§ **STATED GOAL**:
Write out every entry exactly as it appears.

--- Start MATERIAL SUPPLIED ---

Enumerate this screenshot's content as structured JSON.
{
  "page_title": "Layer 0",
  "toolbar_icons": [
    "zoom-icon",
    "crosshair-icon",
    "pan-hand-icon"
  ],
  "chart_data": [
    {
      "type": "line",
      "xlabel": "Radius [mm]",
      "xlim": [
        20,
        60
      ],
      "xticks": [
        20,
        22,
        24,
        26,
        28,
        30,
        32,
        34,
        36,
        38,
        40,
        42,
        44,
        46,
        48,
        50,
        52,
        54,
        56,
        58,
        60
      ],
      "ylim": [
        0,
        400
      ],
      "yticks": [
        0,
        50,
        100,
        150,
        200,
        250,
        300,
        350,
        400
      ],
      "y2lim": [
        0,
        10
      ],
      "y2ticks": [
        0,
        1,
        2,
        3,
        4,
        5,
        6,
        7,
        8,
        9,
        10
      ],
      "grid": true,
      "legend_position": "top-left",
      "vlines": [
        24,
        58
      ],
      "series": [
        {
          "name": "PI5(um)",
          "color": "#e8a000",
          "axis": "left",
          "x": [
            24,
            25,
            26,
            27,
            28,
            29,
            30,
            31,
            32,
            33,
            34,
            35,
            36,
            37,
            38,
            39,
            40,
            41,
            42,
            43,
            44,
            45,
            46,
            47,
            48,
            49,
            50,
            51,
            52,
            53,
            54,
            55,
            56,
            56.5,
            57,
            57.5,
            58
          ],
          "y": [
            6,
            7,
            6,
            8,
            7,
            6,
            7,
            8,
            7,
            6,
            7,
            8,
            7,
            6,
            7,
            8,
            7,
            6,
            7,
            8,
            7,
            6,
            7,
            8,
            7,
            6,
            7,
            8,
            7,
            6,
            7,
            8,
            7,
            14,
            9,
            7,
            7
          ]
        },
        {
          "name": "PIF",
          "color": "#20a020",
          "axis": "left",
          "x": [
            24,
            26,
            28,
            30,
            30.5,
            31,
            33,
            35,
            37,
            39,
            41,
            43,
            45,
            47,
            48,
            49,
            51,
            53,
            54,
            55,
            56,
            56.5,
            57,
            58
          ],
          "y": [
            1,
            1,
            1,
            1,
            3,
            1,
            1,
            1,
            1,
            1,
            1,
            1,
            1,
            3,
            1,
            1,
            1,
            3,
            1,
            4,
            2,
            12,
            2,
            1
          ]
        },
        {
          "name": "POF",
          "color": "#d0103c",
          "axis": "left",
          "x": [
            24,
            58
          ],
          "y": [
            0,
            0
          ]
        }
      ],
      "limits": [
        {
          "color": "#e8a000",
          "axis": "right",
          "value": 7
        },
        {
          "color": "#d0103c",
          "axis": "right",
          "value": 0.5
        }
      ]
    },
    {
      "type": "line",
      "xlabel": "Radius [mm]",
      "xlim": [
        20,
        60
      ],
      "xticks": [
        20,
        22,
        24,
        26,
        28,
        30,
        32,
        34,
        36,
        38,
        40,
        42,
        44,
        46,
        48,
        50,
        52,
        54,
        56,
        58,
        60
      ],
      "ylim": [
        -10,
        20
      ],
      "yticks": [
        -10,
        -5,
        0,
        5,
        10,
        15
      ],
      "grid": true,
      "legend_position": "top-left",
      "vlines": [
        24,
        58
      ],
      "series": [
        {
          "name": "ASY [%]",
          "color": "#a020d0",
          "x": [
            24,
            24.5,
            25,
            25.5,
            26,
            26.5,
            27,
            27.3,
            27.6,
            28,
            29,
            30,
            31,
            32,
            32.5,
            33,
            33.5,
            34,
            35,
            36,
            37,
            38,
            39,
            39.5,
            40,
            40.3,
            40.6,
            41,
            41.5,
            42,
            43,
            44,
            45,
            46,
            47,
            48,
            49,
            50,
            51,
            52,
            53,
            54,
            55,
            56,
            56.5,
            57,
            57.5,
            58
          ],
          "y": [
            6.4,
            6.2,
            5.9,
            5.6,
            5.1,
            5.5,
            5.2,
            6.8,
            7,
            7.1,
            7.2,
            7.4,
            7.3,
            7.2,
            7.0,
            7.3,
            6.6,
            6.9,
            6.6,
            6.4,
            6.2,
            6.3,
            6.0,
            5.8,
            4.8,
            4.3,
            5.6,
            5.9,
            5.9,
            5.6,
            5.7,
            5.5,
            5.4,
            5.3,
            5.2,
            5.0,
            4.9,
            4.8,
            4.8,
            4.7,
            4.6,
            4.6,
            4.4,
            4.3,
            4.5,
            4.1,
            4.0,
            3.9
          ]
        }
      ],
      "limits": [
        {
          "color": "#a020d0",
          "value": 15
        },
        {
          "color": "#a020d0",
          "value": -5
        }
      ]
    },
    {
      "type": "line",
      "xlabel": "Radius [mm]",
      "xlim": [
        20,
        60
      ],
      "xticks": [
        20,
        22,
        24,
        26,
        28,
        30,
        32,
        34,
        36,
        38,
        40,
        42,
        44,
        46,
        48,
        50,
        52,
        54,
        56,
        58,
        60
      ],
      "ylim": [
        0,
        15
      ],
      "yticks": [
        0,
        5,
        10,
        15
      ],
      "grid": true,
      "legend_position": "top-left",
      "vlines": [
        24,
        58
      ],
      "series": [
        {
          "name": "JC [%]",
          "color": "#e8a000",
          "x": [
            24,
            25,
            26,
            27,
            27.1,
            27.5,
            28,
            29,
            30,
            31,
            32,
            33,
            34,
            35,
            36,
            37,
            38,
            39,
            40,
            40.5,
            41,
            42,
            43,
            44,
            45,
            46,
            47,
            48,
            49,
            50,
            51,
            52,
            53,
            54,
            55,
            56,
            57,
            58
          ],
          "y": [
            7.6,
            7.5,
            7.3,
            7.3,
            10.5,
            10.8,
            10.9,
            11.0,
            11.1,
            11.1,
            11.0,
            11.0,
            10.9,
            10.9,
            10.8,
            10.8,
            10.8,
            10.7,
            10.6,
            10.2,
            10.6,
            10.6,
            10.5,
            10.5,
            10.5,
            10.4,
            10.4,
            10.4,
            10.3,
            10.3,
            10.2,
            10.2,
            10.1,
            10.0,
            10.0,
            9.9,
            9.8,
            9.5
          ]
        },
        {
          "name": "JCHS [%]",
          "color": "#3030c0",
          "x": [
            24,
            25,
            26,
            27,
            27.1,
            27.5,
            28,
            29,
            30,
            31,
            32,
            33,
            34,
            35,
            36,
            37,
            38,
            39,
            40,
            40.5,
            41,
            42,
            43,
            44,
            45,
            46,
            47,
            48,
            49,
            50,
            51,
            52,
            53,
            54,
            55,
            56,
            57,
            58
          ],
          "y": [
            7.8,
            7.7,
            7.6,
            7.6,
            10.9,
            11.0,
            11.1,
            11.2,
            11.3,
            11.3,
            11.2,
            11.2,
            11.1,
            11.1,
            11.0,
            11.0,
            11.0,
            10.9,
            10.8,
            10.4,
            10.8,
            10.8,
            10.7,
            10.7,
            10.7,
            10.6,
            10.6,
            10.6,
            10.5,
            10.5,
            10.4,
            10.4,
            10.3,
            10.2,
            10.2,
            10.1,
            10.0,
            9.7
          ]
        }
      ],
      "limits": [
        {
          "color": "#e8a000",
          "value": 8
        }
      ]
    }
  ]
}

--- End MATERIAL SUPPLIED ---

§ **OUTPUT OF THE EXERCISE**:
Enumerate this screenshot's content as structured JSON.
{
  "page_title": "Layer 0",
  "toolbar_icons": [
    "zoom-icon",
    "crosshair-icon",
    "pan-hand-icon"
  ],
  "chart_data": [
    {
      "type": "line",
      "xlabel": "Radius [mm]",
      "xlim": [
        20,
        60
      ],
      "xticks": [
        20,
        22,
        24,
        26,
        28,
        30,
        32,
        34,
        36,
        38,
        40,
        42,
        44,
        46,
        48,
        50,
        52,
        54,
        56,
        58,
        60
      ],
      "ylim": [
        0,
        400
      ],
      "yticks": [
        0,
        50,
        100,
        150,
        200,
        250,
        300,
        350,
        400
      ],
      "y2lim": [
        0,
        10
      ],
      "y2ticks": [
        0,
        1,
        2,
        3,
        4,
        5,
        6,
        7,
        8,
        9,
        10
      ],
      "grid": true,
      "legend_position": "top-left",
      "vlines": [
        24,
        58
      ],
      "series": [
        {
          "name": "PI5(um)",
          "color": "#e8a000",
          "axis": "left",
          "x": [
            24,
            25,
            26,
            27,
            28,
            29,
            30,
            31,
            32,
            33,
            34,
            35,
            36,
            37,
            38,
            39,
            40,
            41,
            42,
            43,
            44,
            45,
            46,
            47,
            48,
            49,
            50,
            51,
            52,
            53,
            54,
            55,
            56,
            56.5,
            57,
            57.5,
            58
          ],
          "y": [
            6,
            7,
            6,
            8,
            7,
            6,
            7,
            8,
            7,
            6,
            7,
            8,
            7,
            6,
            7,
            8,
            7,
            6,
            7,
            8,
            7,
            6,
            7,
            8,
            7,
            6,
            7,
            8,
            7,
            6,
            7,
            8,
            7,
            14,
            9,
            7,
            7
          ]
        },
        {
          "name": "PIF",
          "color": "#20a020",
          "axis": "left",
          "x": [
            24,
            26,
            28,
            30,
            30.5,
            31,
            33,
            35,
            37,
            39,
            41,
            43,
            45,
            47,
            48,
            49,
            51,
            53,
            54,
            55,
            56,
            56.5,
            57,
            58
          ],
          "y": [
            1,
            1,
            1,
            1,
            3,
            1,
            1,
            1,
            1,
            1,
            1,
            1,
            1,
            3,
            1,
            1,
            1,
            3,
            1,
            4,
            2,
            12,
            2,
            1
          ]
        },
        {
          "name": "POF",
          "color": "#d0103c",
          "axis": "left",
          "x": [
            24,
            58
          ],
          "y": [
            0,
            0
          ]
        }
      ],
      "limits": [
        {
          "color": "#e8a000",
          "axis": "right",
          "value": 7
        },
        {
          "color": "#d0103c",
          "axis": "right",
          "value": 0.5
        }
      ]
    },
    {
      "type": "line",
      "xlabel": "Radius [mm]",
      "xlim": [
        20,
        60
      ],
      "xticks": [
        20,
        22,
        24,
        26,
        28,
        30,
        32,
        34,
        36,
        38,
        40,
        42,
        44,
        46,
        48,
        50,
        52,
        54,
        56,
        58,
        60
      ],
      "ylim": [
        -10,
        20
      ],
      "yticks": [
        -10,
        -5,
        0,
        5,
        10,
        15
      ],
      "grid": true,
      "legend_position": "top-left",
      "vlines": [
        24,
        58
      ],
      "series": [
        {
          "name": "ASY [%]",
          "color": "#a020d0",
          "x": [
            24,
            24.5,
            25,
            25.5,
            26,
            26.5,
            27,
            27.3,
            27.6,
            28,
            29,
            30,
            31,
            32,
            32.5,
            33,
            33.5,
            34,
            35,
            36,
            37,
            38,
            39,
            39.5,
            40,
            40.3,
            40.6,
            41,
            41.5,
            42,
            43,
            44,
            45,
            46,
            47,
            48,
            49,
            50,
            51,
            52,
            53,
            54,
            55,
            56,
            56.5,
            57,
            57.5,
            58
          ],
          "y": [
            6.4,
            6.2,
            5.9,
            5.6,
            5.1,
            5.5,
            5.2,
            6.8,
            7,
            7.1,
            7.2,
            7.4,
            7.3,
            7.2,
            7.0,
            7.3,
            6.6,
            6.9,
            6.6,
            6.4,
            6.2,
            6.3,
            6.0,
            5.8,
            4.8,
            4.3,
            5.6,
            5.9,
            5.9,
            5.6,
            5.7,
            5.5,
            5.4,
            5.3,
            5.2,
            5.0,
            4.9,
            4.8,
            4.8,
            4.7,
            4.6,
            4.6,
            4.4,
            4.3,
            4.5,
            4.1,
            4.0,
            3.9
          ]
        }
      ],
      "limits": [
        {
          "color": "#a020d0",
          "value": 15
        },
        {
          "color": "#a020d0",
          "value": -5
        }
      ]
    },
    {
      "type": "line",
      "xlabel": "Radius [mm]",
      "xlim": [
        20,
        60
      ],
      "xticks": [
        20,
        22,
        24,
        26,
        28,
        30,
        32,
        34,
        36,
        38,
        40,
        42,
        44,
        46,
        48,
        50,
        52,
        54,
        56,
        58,
        60
      ],
      "ylim": [
        0,
        15
      ],
      "yticks": [
        0,
        5,
        10,
        15
      ],
      "grid": true,
      "legend_position": "top-left",
      "vlines": [
        24,
        58
      ],
      "series": [
        {
          "name": "JC [%]",
          "color": "#e8a000",
          "x": [
            24,
            25,
            26,
            27,
            27.1,
            27.5,
            28,
            29,
            30,
            31,
            32,
            33,
            34,
            35,
            36,
            37,
            38,
            39,
            40,
            40.5,
            41,
            42,
            43,
            44,
            45,
            46,
            47,
            48,
            49,
            50,
            51,
            52,
            53,
            54,
            55,
            56,
            57,
            58
          ],
          "y": [
            7.6,
            7.5,
            7.3,
            7.3,
            10.5,
            10.8,
            10.9,
            11.0,
            11.1,
            11.1,
            11.0,
            11.0,
            10.9,
            10.9,
            10.8,
            10.8,
            10.8,
            10.7,
            10.6,
            10.2,
            10.6,
            10.6,
            10.5,
            10.5,
            10.5,
            10.4,
            10.4,
            10.4,
            10.3,
            10.3,
            10.2,
            10.2,
            10.1,
            10.0,
            10.0,
            9.9,
            9.8,
            9.5
          ]
        },
        {
          "name": "JCHS [%]",
          "color": "#3030c0",
          "x": [
            24,
            25,
            26,
            27,
            27.1,
            27.5,
            28,
            29,
            30,
            31,
            32,
            33,
            34,
            35,
            36,
            37,
            38,
            39,
            40,
            40.5,
            41,
            42,
            43,
            44,
            45,
            46,
            47,
            48,
            49,
            50,
            51,
            52,
            53,
            54,
            55,
            56,
            57,
            58
          ],
          "y": [
            7.8,
            7.7,
            7.6,
            7.6,
            10.9,
            11.0,
            11.1,
            11.2,
            11.3,
            11.3,
            11.2,
            11.2,
            11.1,
            11.1,
            11.0,
            11.0,
            11.0,
            10.9,
            10.8,
            10.4,
            10.8,
            10.8,
            10.7,
            10.7,
            10.7,
            10.6,
            10.6,
            10.6,
            10.5,
            10.5,
            10.4,
            10.4,
            10.3,
            10.2,
            10.2,
            10.1,
            10.0,
            9.7
          ]
        }
      ],
      "limits": [
        {
          "color": "#e8a000",
          "value": 8
        }
      ]
    }
  ]
}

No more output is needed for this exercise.